Task directions:
Every line that includes the word "eventos" is to be listed.

___

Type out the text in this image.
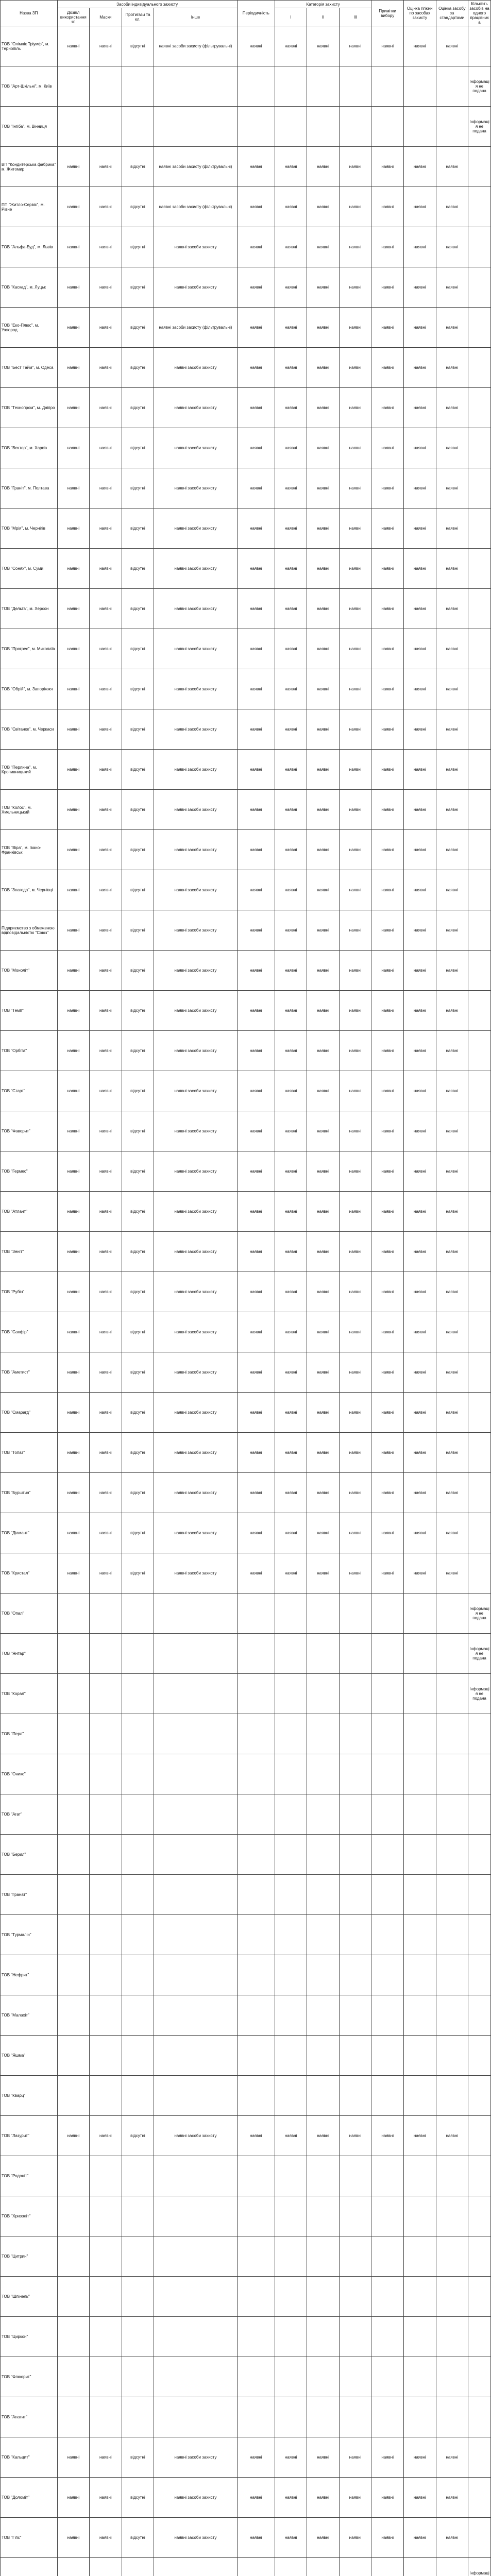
Назва ЗП	Засоби індивідуального захисту				Періодичність	Категорія захисту			Примітки вибору	Оцінка гігієни по засобах захисту	Оцінка засобу за стандартами	Кількість засобів на одного працівника
	Дозвіл використання зп	Маски	Протигази та кл.	Інше		І	II	III				
ТОВ "Олімпік Тріумф", м. Тернопіль	наявні	наявні	відсутні	наявні засоби захисту (фільтрувальні)	наявні	наявні	наявні	наявні	наявні	наявні	наявні	
ТОВ "Арт-Шкільні", м. Київ												Інформація не подана
ТОВ "Інгіба", м. Вінниця												Інформація не подана
ВП "Кондитерська фабрика" м. Житомир	наявні	наявні	відсутні	наявні засоби захисту (фільтрувальні)	наявні	наявні	наявні	наявні	наявні	наявні	наявні	
ПП "Житло-Сервіс", м. Рівне	наявні	наявні	відсутні	наявні засоби захисту (фільтрувальні)	наявні	наявні	наявні	наявні	наявні	наявні	наявні	
ТОВ "Альфа-Буд", м. Львів	наявні	наявні	відсутні	наявні засоби захисту	наявні	наявні	наявні	наявні	наявні	наявні	наявні	
ТОВ "Каскад", м. Луцьк	наявні	наявні	відсутні	наявні засоби захисту	наявні	наявні	наявні	наявні	наявні	наявні	наявні	
ТОВ "Еко-Плюс", м. Ужгород	наявні	наявні	відсутні	наявні засоби захисту (фільтрувальні)	наявні	наявні	наявні	наявні	наявні	наявні	наявні	
ТОВ "Бест Тайм", м. Одеса	наявні	наявні	відсутні	наявні засоби захисту	наявні	наявні	наявні	наявні	наявні	наявні	наявні	
ТОВ "Технопром", м. Дніпро	наявні	наявні	відсутні	наявні засоби захисту	наявні	наявні	наявні	наявні	наявні	наявні	наявні	
ТОВ "Вектор", м. Харків	наявні	наявні	відсутні	наявні засоби захисту	наявні	наявні	наявні	наявні	наявні	наявні	наявні	
ТОВ "Граніт", м. Полтава	наявні	наявні	відсутні	наявні засоби захисту	наявні	наявні	наявні	наявні	наявні	наявні	наявні	
ТОВ "Мрія", м. Чернігів	наявні	наявні	відсутні	наявні засоби захисту	наявні	наявні	наявні	наявні	наявні	наявні	наявні	
ТОВ "Сонях", м. Суми	наявні	наявні	відсутні	наявні засоби захисту	наявні	наявні	наявні	наявні	наявні	наявні	наявні	
ТОВ "Дельта", м. Херсон	наявні	наявні	відсутні	наявні засоби захисту	наявні	наявні	наявні	наявні	наявні	наявні	наявні	
ТОВ "Прогрес", м. Миколаїв	наявні	наявні	відсутні	наявні засоби захисту	наявні	наявні	наявні	наявні	наявні	наявні	наявні	
ТОВ "Обрій", м. Запоріжжя	наявні	наявні	відсутні	наявні засоби захисту	наявні	наявні	наявні	наявні	наявні	наявні	наявні	
ТОВ "Світанок", м. Черкаси	наявні	наявні	відсутні	наявні засоби захисту	наявні	наявні	наявні	наявні	наявні	наявні	наявні	
ТОВ "Перлина", м. Кропивницький	наявні	наявні	відсутні	наявні засоби захисту	наявні	наявні	наявні	наявні	наявні	наявні	наявні	
ТОВ "Колос", м. Хмельницький	наявні	наявні	відсутні	наявні засоби захисту	наявні	наявні	наявні	наявні	наявні	наявні	наявні	
ТОВ "Віра", м. Івано-Франківськ	наявні	наявні	відсутні	наявні засоби захисту	наявні	наявні	наявні	наявні	наявні	наявні	наявні	
ТОВ "Злагода", м. Чернівці	наявні	наявні	відсутні	наявні засоби захисту	наявні	наявні	наявні	наявні	наявні	наявні	наявні	
Підприємство з обмеженою відповідальністю "Союз"	наявні	наявні	відсутні	наявні засоби захисту	наявні	наявні	наявні	наявні	наявні	наявні	наявні	
ТОВ "Моноліт"	наявні	наявні	відсутні	наявні засоби захисту	наявні	наявні	наявні	наявні	наявні	наявні	наявні	
ТОВ "Темп"	наявні	наявні	відсутні	наявні засоби захисту	наявні	наявні	наявні	наявні	наявні	наявні	наявні	
ТОВ "Орбіта"	наявні	наявні	відсутні	наявні засоби захисту	наявні	наявні	наявні	наявні	наявні	наявні	наявні	
ТОВ "Старт"	наявні	наявні	відсутні	наявні засоби захисту	наявні	наявні	наявні	наявні	наявні	наявні	наявні	
ТОВ "Фаворит"	наявні	наявні	відсутні	наявні засоби захисту	наявні	наявні	наявні	наявні	наявні	наявні	наявні	
ТОВ "Гермес"	наявні	наявні	відсутні	наявні засоби захисту	наявні	наявні	наявні	наявні	наявні	наявні	наявні	
ТОВ "Атлант"	наявні	наявні	відсутні	наявні засоби захисту	наявні	наявні	наявні	наявні	наявні	наявні	наявні	
ТОВ "Зеніт"	наявні	наявні	відсутні	наявні засоби захисту	наявні	наявні	наявні	наявні	наявні	наявні	наявні	
ТОВ "Рубін"	наявні	наявні	відсутні	наявні засоби захисту	наявні	наявні	наявні	наявні	наявні	наявні	наявні	
ТОВ "Сапфір"	наявні	наявні	відсутні	наявні засоби захисту	наявні	наявні	наявні	наявні	наявні	наявні	наявні	
ТОВ "Аметист"	наявні	наявні	відсутні	наявні засоби захисту	наявні	наявні	наявні	наявні	наявні	наявні	наявні	
ТОВ "Смарагд"	наявні	наявні	відсутні	наявні засоби захисту	наявні	наявні	наявні	наявні	наявні	наявні	наявні	
ТОВ "Топаз"	наявні	наявні	відсутні	наявні засоби захисту	наявні	наявні	наявні	наявні	наявні	наявні	наявні	
ТОВ "Бурштин"	наявні	наявні	відсутні	наявні засоби захисту	наявні	наявні	наявні	наявні	наявні	наявні	наявні	
ТОВ "Діамант"	наявні	наявні	відсутні	наявні засоби захисту	наявні	наявні	наявні	наявні	наявні	наявні	наявні	
ТОВ "Кристал"	наявні	наявні	відсутні	наявні засоби захисту	наявні	наявні	наявні	наявні	наявні	наявні	наявні	
ТОВ "Опал"												Інформація не подана
ТОВ "Янтар"												Інформація не подана
ТОВ "Корал"												Інформація не подана
ТОВ "Перл"												
ТОВ "Оникс"												
ТОВ "Агат"												
ТОВ "Берил"												
ТОВ "Гранат"												
ТОВ "Турмалін"												
ТОВ "Нефрит"												
ТОВ "Малахіт"												
ТОВ "Яшма"												
ТОВ "Кварц"												
ТОВ "Лазурит"	наявні	наявні	відсутні	наявні засоби захисту	наявні	наявні	наявні	наявні	наявні	наявні	наявні	
ТОВ "Родоніт"												
ТОВ "Хризоліт"												
ТОВ "Цитрин"												
ТОВ "Шпінель"												
ТОВ "Циркон"												
ТОВ "Флюорит"												
ТОВ "Апатит"												
ТОВ "Кальцит"	наявні	наявні	відсутні	наявні засоби захисту	наявні	наявні	наявні	наявні	наявні	наявні	наявні	
ТОВ "Доломіт"	наявні	наявні	відсутні	наявні засоби захисту	наявні	наявні	наявні	наявні	наявні	наявні	наявні	
ТОВ "Гіпс"	наявні	наявні	відсутні	наявні засоби захисту	наявні	наявні	наявні	наявні	наявні	наявні	наявні	
												Інформаці
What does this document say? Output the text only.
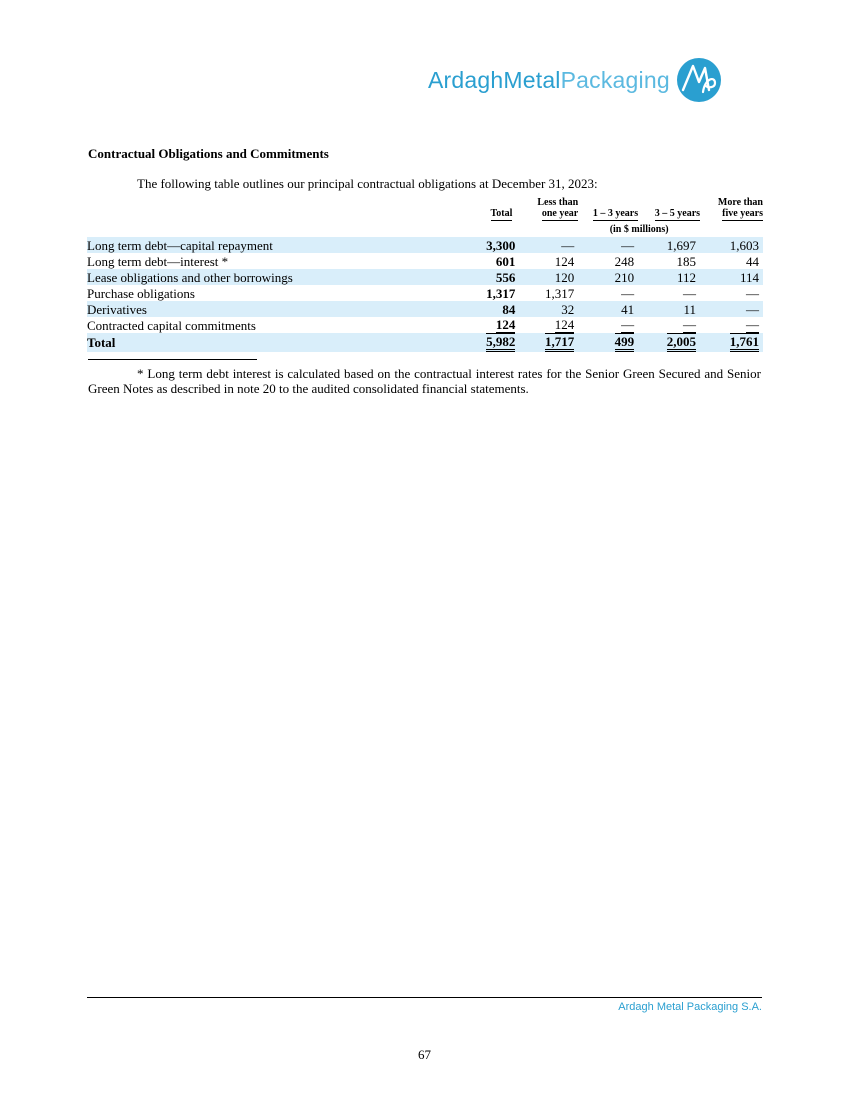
ArdaghMetalPackaging
Contractual Obligations and Commitments
The following table outlines our principal contractual obligations at December 31, 2023:
		Less than			More than
	Total	one year	1 – 3 years	3 – 5 years	five years
			(in $ millions)		
Long term debt—capital repayment	3,300	—	—	1,697	1,603
Long term debt—interest *	601	124	248	185	44
Lease obligations and other borrowings	556	120	210	112	114
Purchase obligations	1,317	1,317	—	—	—
Derivatives	84	32	41	11	—
Contracted capital commitments	124	124	—	—	—
Total	5,982	1,717	499	2,005	1,761
* Long term debt interest is calculated based on the contractual interest rates for the Senior Green Secured and Senior Green Notes as described in note 20 to the audited consolidated financial statements.
Ardagh Metal Packaging S.A.
67
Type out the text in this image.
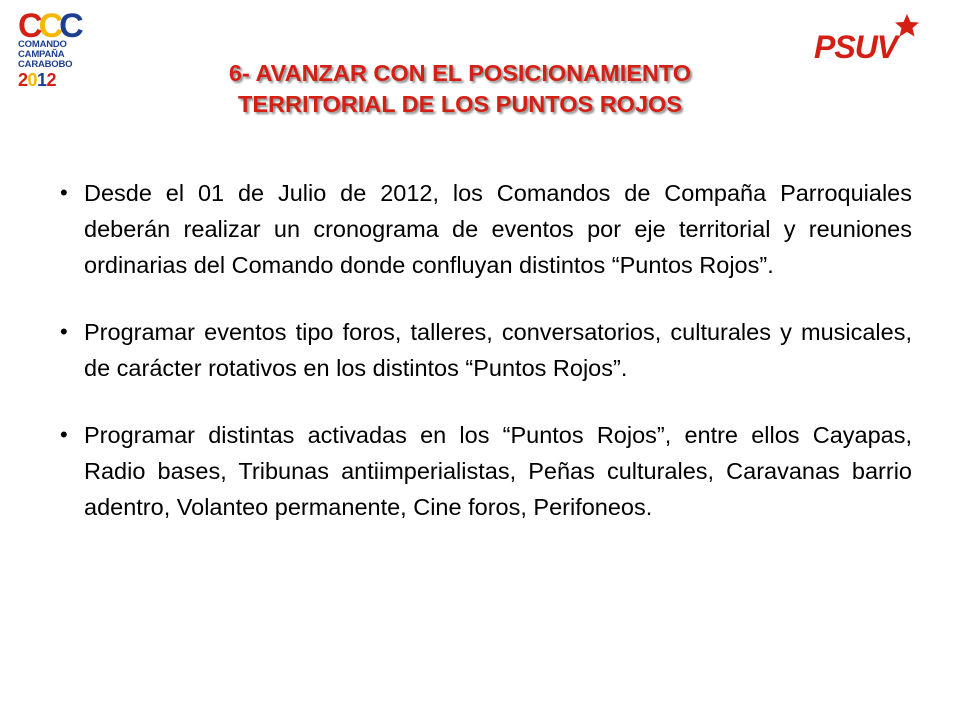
C C C
COMANDO
CAMPAÑA
CARABOBO
2012
PSUV
6- AVANZAR CON EL POSICIONAMIENTO
TERRITORIAL DE LOS PUNTOS ROJOS
• Desde el 01 de Julio de 2012, los Comandos de Compaña Parroquiales deberán realizar un cronograma de eventos por eje territorial y reuniones ordinarias del Comando donde confluyan distintos “Puntos Rojos”.
• Programar eventos tipo foros, talleres, conversatorios, culturales y musicales, de carácter rotativos en los distintos “Puntos Rojos”.
• Programar distintas activadas en los “Puntos Rojos”, entre ellos Cayapas, Radio bases, Tribunas antiimperialistas, Peñas culturales, Caravanas barrio adentro, Volanteo permanente, Cine foros, Perifoneos.
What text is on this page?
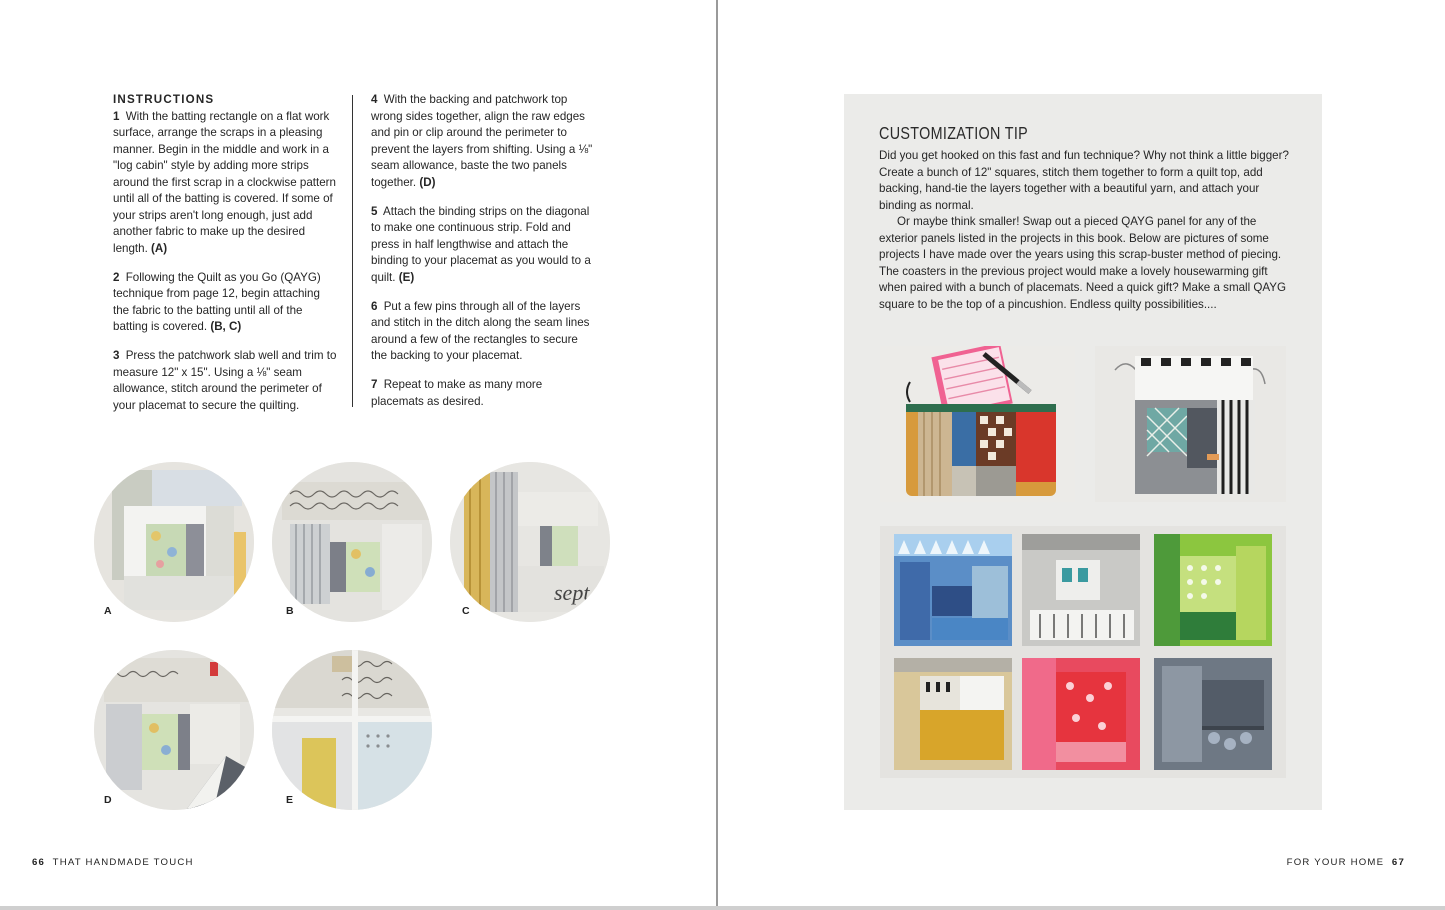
INSTRUCTIONS

1 With the batting rectangle on a flat work surface, arrange the scraps in a pleasing manner. Begin in the middle and work in a "log cabin" style by adding more strips around the first scrap in a clockwise pattern until all of the batting is covered. If some of your strips aren't long enough, just add another fabric to make up the desired length. (A)

2 Following the Quilt as you Go (QAYG) technique from page 12, begin attaching the fabric to the batting until all of the batting is covered. (B, C)

3 Press the patchwork slab well and trim to measure 12" x 15". Using a ⅛" seam allowance, stitch around the perimeter of your placemat to secure the quilting.

4 With the backing and patchwork top wrong sides together, align the raw edges and pin or clip around the perimeter to prevent the layers from shifting. Using a ⅛" seam allowance, baste the two panels together. (D)

5 Attach the binding strips on the diagonal to make one continuous strip. Fold and press in half lengthwise and attach the binding to your placemat as you would to a quilt. (E)

6 Put a few pins through all of the layers and stitch in the ditch along the seam lines around a few of the rectangles to secure the backing to your placemat.

7 Repeat to make as many more placemats as desired.

A	B
sept
C
D	E
66 THAT HANDMADE TOUCH
CUSTOMIZATION TIP

Did you get hooked on this fast and fun technique? Why not think a little bigger? Create a bunch of 12" squares, stitch them together to form a quilt top, add backing, hand-tie the layers together with a beautiful yarn, and attach your binding as normal.

Or maybe think smaller! Swap out a pieced QAYG panel for any of the exterior panels listed in the projects in this book. Below are pictures of some projects I have made over the years using this scrap-buster method of piecing. The coasters in the previous project would make a lovely housewarming gift when paired with a bunch of placemats. Need a quick gift? Make a small QAYG square to be the top of a pincushion. Endless quilty possibilities....

FOR YOUR HOME 67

___

Expected answer:
• Desde el 01 de Julio de 2012, los Comandos de Compaña Parroquiales deberán realizar un cronograma de eventos por eje territorial y reuniones ordinarias del Comando donde confluyan distintos “Puntos Rojos”.
• Programar eventos tipo foros, talleres, conversatorios, culturales y musicales, de carácter rotativos en los distintos “Puntos Rojos”.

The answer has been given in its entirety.